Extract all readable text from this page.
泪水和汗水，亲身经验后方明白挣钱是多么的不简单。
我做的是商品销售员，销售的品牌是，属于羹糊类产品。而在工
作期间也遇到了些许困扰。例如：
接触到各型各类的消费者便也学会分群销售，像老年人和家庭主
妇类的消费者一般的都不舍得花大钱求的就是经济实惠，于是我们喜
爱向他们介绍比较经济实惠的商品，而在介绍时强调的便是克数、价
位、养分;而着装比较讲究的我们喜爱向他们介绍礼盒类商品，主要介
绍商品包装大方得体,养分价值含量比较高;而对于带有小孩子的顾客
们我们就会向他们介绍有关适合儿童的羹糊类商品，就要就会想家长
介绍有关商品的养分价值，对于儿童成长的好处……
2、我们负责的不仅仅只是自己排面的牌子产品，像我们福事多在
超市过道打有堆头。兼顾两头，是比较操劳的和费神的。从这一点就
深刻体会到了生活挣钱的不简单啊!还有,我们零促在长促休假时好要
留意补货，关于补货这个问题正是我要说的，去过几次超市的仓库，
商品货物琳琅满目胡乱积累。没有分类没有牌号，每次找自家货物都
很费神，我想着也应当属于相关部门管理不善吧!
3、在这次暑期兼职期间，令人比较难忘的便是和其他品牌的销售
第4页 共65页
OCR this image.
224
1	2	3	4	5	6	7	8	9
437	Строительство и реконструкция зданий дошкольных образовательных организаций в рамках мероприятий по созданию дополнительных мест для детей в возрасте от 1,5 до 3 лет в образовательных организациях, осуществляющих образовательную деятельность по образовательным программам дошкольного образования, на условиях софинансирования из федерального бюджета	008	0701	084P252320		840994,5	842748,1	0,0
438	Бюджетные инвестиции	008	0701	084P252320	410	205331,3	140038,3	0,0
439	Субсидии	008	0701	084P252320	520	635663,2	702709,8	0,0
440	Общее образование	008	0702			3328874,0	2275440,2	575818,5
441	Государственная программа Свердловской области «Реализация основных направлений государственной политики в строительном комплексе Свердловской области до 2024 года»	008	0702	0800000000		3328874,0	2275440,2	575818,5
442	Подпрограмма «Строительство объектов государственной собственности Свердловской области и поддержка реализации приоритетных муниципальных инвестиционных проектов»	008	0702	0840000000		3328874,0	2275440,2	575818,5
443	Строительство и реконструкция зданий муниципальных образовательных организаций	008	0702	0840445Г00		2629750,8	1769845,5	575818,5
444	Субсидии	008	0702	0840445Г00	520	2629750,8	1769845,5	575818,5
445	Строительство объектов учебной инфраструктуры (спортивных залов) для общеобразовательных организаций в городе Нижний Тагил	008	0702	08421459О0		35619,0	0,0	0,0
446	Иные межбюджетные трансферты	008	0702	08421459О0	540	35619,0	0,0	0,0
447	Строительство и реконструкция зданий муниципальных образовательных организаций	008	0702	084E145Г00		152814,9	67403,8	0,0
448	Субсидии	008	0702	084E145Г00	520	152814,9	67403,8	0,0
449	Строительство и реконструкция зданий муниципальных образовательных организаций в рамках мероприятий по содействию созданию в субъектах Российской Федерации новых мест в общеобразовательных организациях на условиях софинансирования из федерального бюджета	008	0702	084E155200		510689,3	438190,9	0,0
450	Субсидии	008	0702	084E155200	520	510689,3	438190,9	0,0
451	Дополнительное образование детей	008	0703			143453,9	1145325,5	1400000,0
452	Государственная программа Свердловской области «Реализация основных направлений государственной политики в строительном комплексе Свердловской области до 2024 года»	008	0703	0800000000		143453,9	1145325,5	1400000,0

**TASK DIRECTIONS:** Copy out each line in the listing that has the word "объектов".

**FINISHED TASK:**
442	Подпрограмма «Строительство объектов государственной собственности Свердловской области и поддержка реализации приоритетных муниципальных инвестиционных проектов»	008	0702	0840000000		3328874,0	2275440,2	575818,5
445	Строительство объектов учебной инфраструктуры (спортивных залов) для общеобразовательных организаций в городе Нижний Тагил	008	0702	08421459О0		35619,0	0,0	0,0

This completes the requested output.